• [Request]:
Reproduce every record below exactly as it appears.
┌─ Task inputs
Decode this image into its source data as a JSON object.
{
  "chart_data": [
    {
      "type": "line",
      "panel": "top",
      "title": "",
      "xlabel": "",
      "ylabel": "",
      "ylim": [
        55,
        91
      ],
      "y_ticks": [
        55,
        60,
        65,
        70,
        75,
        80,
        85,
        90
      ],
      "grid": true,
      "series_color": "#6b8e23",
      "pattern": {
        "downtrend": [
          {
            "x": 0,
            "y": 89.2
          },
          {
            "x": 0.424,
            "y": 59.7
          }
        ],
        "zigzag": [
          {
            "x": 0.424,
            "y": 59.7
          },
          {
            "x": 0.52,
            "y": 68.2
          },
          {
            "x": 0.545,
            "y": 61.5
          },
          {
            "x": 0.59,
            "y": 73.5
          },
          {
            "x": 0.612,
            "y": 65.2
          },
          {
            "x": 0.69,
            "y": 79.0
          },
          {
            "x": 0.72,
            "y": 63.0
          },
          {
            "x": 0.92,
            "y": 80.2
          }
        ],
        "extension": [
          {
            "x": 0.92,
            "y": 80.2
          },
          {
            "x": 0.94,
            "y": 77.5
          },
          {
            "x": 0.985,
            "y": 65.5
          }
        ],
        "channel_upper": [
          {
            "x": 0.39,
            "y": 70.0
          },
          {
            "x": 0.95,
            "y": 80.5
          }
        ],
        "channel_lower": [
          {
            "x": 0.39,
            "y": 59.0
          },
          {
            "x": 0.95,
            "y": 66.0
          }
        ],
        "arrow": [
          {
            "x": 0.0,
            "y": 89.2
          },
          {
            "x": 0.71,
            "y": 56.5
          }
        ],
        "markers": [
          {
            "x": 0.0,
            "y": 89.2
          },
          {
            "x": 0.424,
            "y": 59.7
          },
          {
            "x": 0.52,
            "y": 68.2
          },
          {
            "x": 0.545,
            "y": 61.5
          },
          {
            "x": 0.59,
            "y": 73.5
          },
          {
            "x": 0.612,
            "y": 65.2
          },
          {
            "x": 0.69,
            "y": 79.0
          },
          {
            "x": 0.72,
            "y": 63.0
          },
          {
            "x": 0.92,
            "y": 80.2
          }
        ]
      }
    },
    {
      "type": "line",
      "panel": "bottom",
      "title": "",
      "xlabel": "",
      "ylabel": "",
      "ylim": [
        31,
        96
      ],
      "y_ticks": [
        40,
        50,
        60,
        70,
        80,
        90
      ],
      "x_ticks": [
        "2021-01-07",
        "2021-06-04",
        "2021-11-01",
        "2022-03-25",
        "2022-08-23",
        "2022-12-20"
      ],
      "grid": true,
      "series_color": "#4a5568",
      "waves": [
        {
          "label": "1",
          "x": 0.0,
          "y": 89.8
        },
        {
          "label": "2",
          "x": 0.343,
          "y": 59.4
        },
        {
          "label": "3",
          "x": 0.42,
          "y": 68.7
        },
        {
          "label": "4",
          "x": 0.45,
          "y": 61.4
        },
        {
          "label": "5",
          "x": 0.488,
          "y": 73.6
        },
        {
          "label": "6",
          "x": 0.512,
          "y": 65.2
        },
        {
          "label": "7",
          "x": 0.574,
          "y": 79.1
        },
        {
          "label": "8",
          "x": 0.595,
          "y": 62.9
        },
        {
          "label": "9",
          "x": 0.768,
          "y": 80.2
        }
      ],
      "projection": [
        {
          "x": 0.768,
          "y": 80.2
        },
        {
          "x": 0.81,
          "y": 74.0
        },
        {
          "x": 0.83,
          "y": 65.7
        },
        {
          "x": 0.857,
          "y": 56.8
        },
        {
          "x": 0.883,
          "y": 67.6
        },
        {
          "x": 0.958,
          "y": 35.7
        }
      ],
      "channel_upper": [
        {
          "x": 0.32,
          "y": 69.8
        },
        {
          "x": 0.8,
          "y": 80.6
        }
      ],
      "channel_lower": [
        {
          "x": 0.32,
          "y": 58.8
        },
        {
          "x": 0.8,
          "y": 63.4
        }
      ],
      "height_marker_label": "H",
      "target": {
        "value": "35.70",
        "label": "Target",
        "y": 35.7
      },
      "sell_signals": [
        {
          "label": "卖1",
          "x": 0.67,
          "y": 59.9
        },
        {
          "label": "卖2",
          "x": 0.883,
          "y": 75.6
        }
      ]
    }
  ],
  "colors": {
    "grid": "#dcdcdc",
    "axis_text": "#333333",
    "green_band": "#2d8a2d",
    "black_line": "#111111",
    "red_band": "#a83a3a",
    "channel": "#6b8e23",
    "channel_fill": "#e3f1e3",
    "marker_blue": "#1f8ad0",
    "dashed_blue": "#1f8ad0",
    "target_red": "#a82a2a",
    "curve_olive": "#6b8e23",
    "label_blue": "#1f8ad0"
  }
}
└─
• [Worked answer]:
Decode this image into its source data as a JSON object.
{
  "chart_data": [
    {
      "type": "line",
      "panel": "top",
      "title": "",
      "xlabel": "",
      "ylabel": "",
      "ylim": [
        55,
        91
      ],
      "y_ticks": [
        55,
        60,
        65,
        70,
        75,
        80,
        85,
        90
      ],
      "grid": true,
      "series_color": "#6b8e23",
      "pattern": {
        "downtrend": [
          {
            "x": 0,
            "y": 89.2
          },
          {
            "x": 0.424,
            "y": 59.7
          }
        ],
        "zigzag": [
          {
            "x": 0.424,
            "y": 59.7
          },
          {
            "x": 0.52,
            "y": 68.2
          },
          {
            "x": 0.545,
            "y": 61.5
          },
          {
            "x": 0.59,
            "y": 73.5
          },
          {
            "x": 0.612,
            "y": 65.2
          },
          {
            "x": 0.69,
            "y": 79.0
          },
          {
            "x": 0.72,
            "y": 63.0
          },
          {
            "x": 0.92,
            "y": 80.2
          }
        ],
        "extension": [
          {
            "x": 0.92,
            "y": 80.2
          },
          {
            "x": 0.94,
            "y": 77.5
          },
          {
            "x": 0.985,
            "y": 65.5
          }
        ],
        "channel_upper": [
          {
            "x": 0.39,
            "y": 70.0
          },
          {
            "x": 0.95,
            "y": 80.5
          }
        ],
        "channel_lower": [
          {
            "x": 0.39,
            "y": 59.0
          },
          {
            "x": 0.95,
            "y": 66.0
          }
        ],
        "arrow": [
          {
            "x": 0.0,
            "y": 89.2
          },
          {
            "x": 0.71,
            "y": 56.5
          }
        ],
        "markers": [
          {
            "x": 0.0,
            "y": 89.2
          },
          {
            "x": 0.424,
            "y": 59.7
          },
          {
            "x": 0.52,
            "y": 68.2
          },
          {
            "x": 0.545,
            "y": 61.5
          },
          {
            "x": 0.59,
            "y": 73.5
          },
          {
            "x": 0.612,
            "y": 65.2
          },
          {
            "x": 0.69,
            "y": 79.0
          },
          {
            "x": 0.72,
            "y": 63.0
          },
          {
            "x": 0.92,
            "y": 80.2
          }
        ]
      }
    },
    {
      "type": "line",
      "panel": "bottom",
      "title": "",
      "xlabel": "",
      "ylabel": "",
      "ylim": [
        31,
        96
      ],
      "y_ticks": [
        40,
        50,
        60,
        70,
        80,
        90
      ],
      "x_ticks": [
        "2021-01-07",
        "2021-06-04",
        "2021-11-01",
        "2022-03-25",
        "2022-08-23",
        "2022-12-20"
      ],
      "grid": true,
      "series_color": "#4a5568",
      "waves": [
        {
          "label": "1",
          "x": 0.0,
          "y": 89.8
        },
        {
          "label": "2",
          "x": 0.343,
          "y": 59.4
        },
        {
          "label": "3",
          "x": 0.42,
          "y": 68.7
        },
        {
          "label": "4",
          "x": 0.45,
          "y": 61.4
        },
        {
          "label": "5",
          "x": 0.488,
          "y": 73.6
        },
        {
          "label": "6",
          "x": 0.512,
          "y": 65.2
        },
        {
          "label": "7",
          "x": 0.574,
          "y": 79.1
        },
        {
          "label": "8",
          "x": 0.595,
          "y": 62.9
        },
        {
          "label": "9",
          "x": 0.768,
          "y": 80.2
        }
      ],
      "projection": [
        {
          "x": 0.768,
          "y": 80.2
        },
        {
          "x": 0.81,
          "y": 74.0
        },
        {
          "x": 0.83,
          "y": 65.7
        },
        {
          "x": 0.857,
          "y": 56.8
        },
        {
          "x": 0.883,
          "y": 67.6
        },
        {
          "x": 0.958,
          "y": 35.7
        }
      ],
      "channel_upper": [
        {
          "x": 0.32,
          "y": 69.8
        },
        {
          "x": 0.8,
          "y": 80.6
        }
      ],
      "channel_lower": [
        {
          "x": 0.32,
          "y": 58.8
        },
        {
          "x": 0.8,
          "y": 63.4
        }
      ],
      "height_marker_label": "H",
      "target": {
        "value": "35.70",
        "label": "Target",
        "y": 35.7
      },
      "sell_signals": [
        {
          "label": "卖1",
          "x": 0.67,
          "y": 59.9
        },
        {
          "label": "卖2",
          "x": 0.883,
          "y": 75.6
        }
      ]
    }
  ],
  "colors": {
    "grid": "#dcdcdc",
    "axis_text": "#333333",
    "green_band": "#2d8a2d",
    "black_line": "#111111",
    "red_band": "#a83a3a",
    "channel": "#6b8e23",
    "channel_fill": "#e3f1e3",
    "marker_blue": "#1f8ad0",
    "dashed_blue": "#1f8ad0",
    "target_red": "#a82a2a",
    "curve_olive": "#6b8e23",
    "label_blue": "#1f8ad0"
  }
}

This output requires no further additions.